▶ _Exercise description_
Within the listing below, locate all lines containing the word "title". Copy each one.
— BEGIN Entries supplied —
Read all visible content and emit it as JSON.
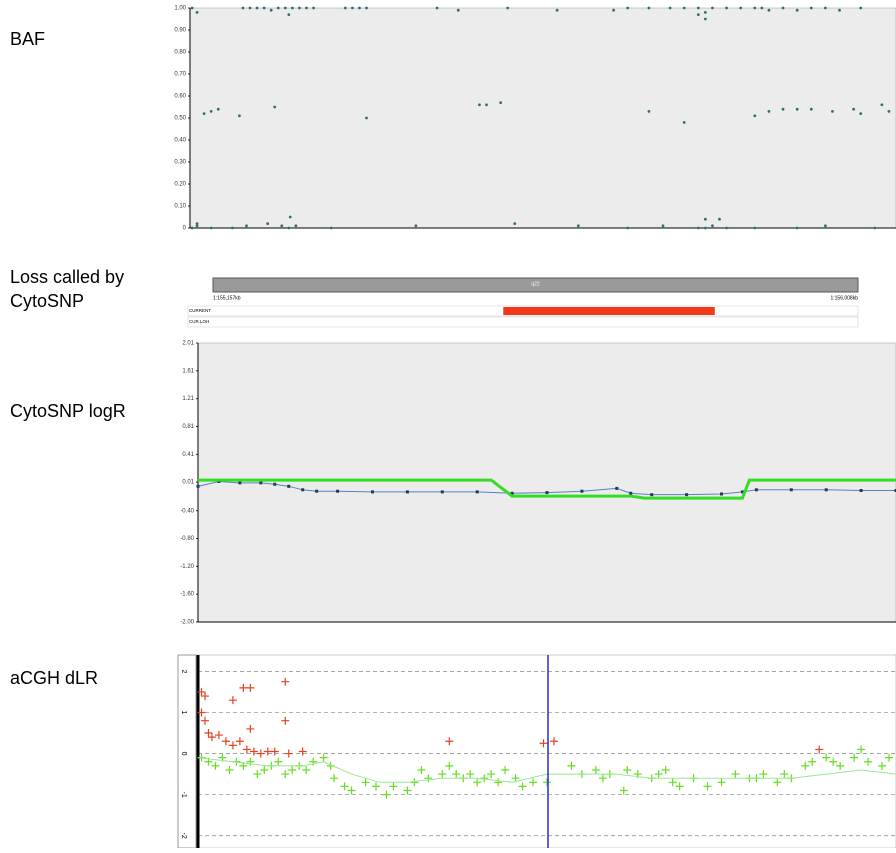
{
  "chart_data": [
    {
      "type": "scatter",
      "title": "BAF",
      "xlim": [
        0,
        100
      ],
      "ylim": [
        0,
        1
      ],
      "yticks": [
        {
          "value": 0,
          "label": "0"
        },
        {
          "value": 0.1,
          "label": "0.10"
        },
        {
          "value": 0.2,
          "label": "0.20"
        },
        {
          "value": 0.3,
          "label": "0.30"
        },
        {
          "value": 0.4,
          "label": "0.40"
        },
        {
          "value": 0.5,
          "label": "0.50"
        },
        {
          "value": 0.6,
          "label": "0.60"
        },
        {
          "value": 0.7,
          "label": "0.70"
        },
        {
          "value": 0.8,
          "label": "0.80"
        },
        {
          "value": 0.9,
          "label": "0.90"
        },
        {
          "value": 1,
          "label": "1.00"
        }
      ],
      "series": [
        {
          "style": "points",
          "color": "#2f6f73",
          "x": [
            0.3,
            1,
            7.5,
            8.5,
            9.5,
            10.5,
            11.5,
            12.5,
            13.5,
            14.5,
            15.5,
            16.5,
            17.5,
            22,
            23,
            24,
            25,
            35,
            38,
            45,
            52,
            60,
            62,
            65,
            68,
            70,
            72,
            73,
            74,
            76,
            78,
            80,
            81,
            82,
            84,
            86,
            88,
            90,
            92,
            95,
            14,
            72,
            73,
            1,
            2,
            3,
            4,
            7,
            12,
            25,
            41,
            42,
            44,
            65,
            70,
            80,
            82,
            84,
            86,
            88,
            91,
            94,
            95,
            98,
            99,
            0.3,
            1,
            3,
            6,
            8,
            11,
            13,
            14,
            15,
            20,
            32,
            46,
            55,
            62,
            67,
            72,
            73,
            74,
            76,
            80,
            86,
            90,
            97,
            14.2,
            73,
            75
          ],
          "values": [
            1,
            0.98,
            1,
            1,
            1,
            1,
            0.99,
            1,
            1,
            1,
            1,
            1,
            1,
            1,
            1,
            1,
            1,
            1,
            0.99,
            1,
            0.99,
            0.99,
            1,
            1,
            1,
            1,
            1,
            0.98,
            1,
            1,
            1,
            1,
            1,
            0.99,
            1,
            0.99,
            1,
            1,
            0.99,
            1,
            0.97,
            0.97,
            0.95,
            0.02,
            0.52,
            0.53,
            0.54,
            0.51,
            0.55,
            0.5,
            0.56,
            0.56,
            0.57,
            0.53,
            0.48,
            0.51,
            0.53,
            0.54,
            0.54,
            0.54,
            0.53,
            0.54,
            0.52,
            0.56,
            0.53,
            0,
            0.01,
            0,
            0,
            0.01,
            0.02,
            0.01,
            0,
            0.01,
            0,
            0.01,
            0.02,
            0.01,
            0,
            0.01,
            0,
            0,
            0.01,
            0,
            0,
            0,
            0.01,
            0,
            0.05,
            0.04,
            0.04
          ]
        }
      ]
    },
    {
      "type": "segment",
      "title": "Loss called by CytoSNP",
      "band": "q22",
      "tracks": [
        "CURRENT",
        "CUR.LOH"
      ],
      "xlim": [
        155157,
        156008
      ],
      "xticks": [
        {
          "value": 155157,
          "label": "1:155,157kb"
        },
        {
          "value": 156008,
          "label": "1:156,008kb"
        }
      ],
      "segments": [
        {
          "track": "CURRENT",
          "start": 155540,
          "end": 155819,
          "color": "#f03a17"
        }
      ]
    },
    {
      "type": "line",
      "title": "CytoSNP logR",
      "xlim": [
        0,
        100
      ],
      "ylim": [
        -2.0,
        2.01
      ],
      "yticks": [
        {
          "value": -2.0,
          "label": "-2.00"
        },
        {
          "value": -1.6,
          "label": "-1.60"
        },
        {
          "value": -1.2,
          "label": "-1.20"
        },
        {
          "value": -0.8,
          "label": "-0.80"
        },
        {
          "value": -0.4,
          "label": "-0.40"
        },
        0.01,
        0.41,
        0.81,
        1.21,
        1.61,
        2.01
      ],
      "series": [
        {
          "style": "line-points",
          "color": "#5b7fc4",
          "point_color": "#1f3b5a",
          "x": [
            0,
            3,
            6,
            9,
            11,
            13,
            15,
            17,
            20,
            25,
            30,
            35,
            40,
            45,
            50,
            55,
            60,
            62,
            65,
            70,
            75,
            78,
            80,
            85,
            90,
            95,
            100
          ],
          "values": [
            -0.05,
            0.02,
            0.0,
            0.0,
            -0.02,
            -0.05,
            -0.1,
            -0.12,
            -0.12,
            -0.13,
            -0.13,
            -0.13,
            -0.13,
            -0.15,
            -0.14,
            -0.12,
            -0.08,
            -0.15,
            -0.17,
            -0.17,
            -0.16,
            -0.13,
            -0.1,
            -0.1,
            -0.1,
            -0.11,
            -0.11
          ]
        },
        {
          "style": "line",
          "color": "#33dd22",
          "x": [
            0,
            42,
            45,
            62,
            64,
            78,
            79,
            100
          ],
          "values": [
            0.04,
            0.04,
            -0.19,
            -0.19,
            -0.22,
            -0.22,
            0.04,
            0.04
          ]
        }
      ]
    },
    {
      "type": "scatter",
      "title": "aCGH dLR",
      "xlim": [
        0,
        100
      ],
      "ylim": [
        -2.3,
        2.4
      ],
      "yticks": [
        -2,
        -1,
        0,
        1,
        2
      ],
      "grid": true,
      "series": [
        {
          "style": "cross",
          "color": "#e8401c",
          "x": [
            0.5,
            1,
            5,
            6.5,
            7.5,
            12.5,
            0.5,
            1,
            1.5,
            2,
            3,
            4,
            5,
            6,
            7,
            8,
            9,
            10,
            11,
            13,
            15,
            7.5,
            12.5,
            36,
            49.5,
            51,
            89
          ],
          "values": [
            1.5,
            1.4,
            1.3,
            1.6,
            1.6,
            1.75,
            1.0,
            0.8,
            0.5,
            0.4,
            0.45,
            0.3,
            0.2,
            0.3,
            0.1,
            0.05,
            0.0,
            0.05,
            0.05,
            0.0,
            0.05,
            0.6,
            0.8,
            0.3,
            0.25,
            0.3,
            0.1
          ]
        },
        {
          "style": "cross",
          "color": "#66dd22",
          "x": [
            0.5,
            1.5,
            2.5,
            3.5,
            4.5,
            5.5,
            6.5,
            7.5,
            8.5,
            9.5,
            10.5,
            11.5,
            12.5,
            13.5,
            14.5,
            15.5,
            16.5,
            18,
            19,
            19.5,
            21,
            22,
            24,
            25.5,
            27,
            28,
            30,
            31,
            32,
            33,
            35,
            36,
            37,
            38,
            39,
            40,
            41,
            42,
            43,
            44,
            45.5,
            46.5,
            48,
            50,
            53.5,
            55,
            57,
            58,
            59,
            61,
            61.5,
            63,
            65,
            66,
            67,
            68,
            69,
            71,
            73,
            75,
            77,
            79,
            80,
            81,
            83,
            84,
            85,
            87,
            88,
            90,
            91,
            92,
            94,
            95,
            96,
            98,
            99
          ],
          "values": [
            -0.1,
            -0.2,
            -0.3,
            -0.1,
            -0.4,
            -0.2,
            -0.3,
            -0.2,
            -0.5,
            -0.4,
            -0.3,
            -0.2,
            -0.5,
            -0.4,
            -0.3,
            -0.4,
            -0.2,
            -0.1,
            -0.3,
            -0.6,
            -0.8,
            -0.9,
            -0.7,
            -0.8,
            -1.0,
            -0.8,
            -0.9,
            -0.7,
            -0.4,
            -0.6,
            -0.5,
            -0.3,
            -0.5,
            -0.6,
            -0.5,
            -0.7,
            -0.6,
            -0.5,
            -0.7,
            -0.4,
            -0.6,
            -0.8,
            -0.7,
            -0.7,
            -0.3,
            -0.5,
            -0.4,
            -0.6,
            -0.5,
            -0.9,
            -0.4,
            -0.5,
            -0.6,
            -0.5,
            -0.4,
            -0.7,
            -0.8,
            -0.6,
            -0.8,
            -0.7,
            -0.5,
            -0.6,
            -0.6,
            -0.5,
            -0.7,
            -0.5,
            -0.6,
            -0.3,
            -0.2,
            -0.1,
            -0.2,
            -0.3,
            -0.1,
            0.1,
            -0.2,
            -0.3,
            -0.1
          ]
        },
        {
          "style": "line",
          "color": "#99e890",
          "x": [
            0,
            5,
            10,
            15,
            18,
            22,
            26,
            30,
            35,
            40,
            45,
            50,
            55,
            60,
            65,
            70,
            75,
            80,
            85,
            90,
            95,
            100
          ],
          "values": [
            -0.1,
            -0.2,
            -0.3,
            -0.3,
            -0.2,
            -0.5,
            -0.7,
            -0.7,
            -0.6,
            -0.6,
            -0.7,
            -0.5,
            -0.5,
            -0.5,
            -0.6,
            -0.6,
            -0.6,
            -0.6,
            -0.6,
            -0.5,
            -0.4,
            -0.5
          ]
        }
      ]
    }
  ]
}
— END Entries supplied —
▶ _Answer for this exercise_
      "title": "BAF",
      "title": "Loss called by CytoSNP",
      "title": "CytoSNP logR",
      "title": "aCGH dLR",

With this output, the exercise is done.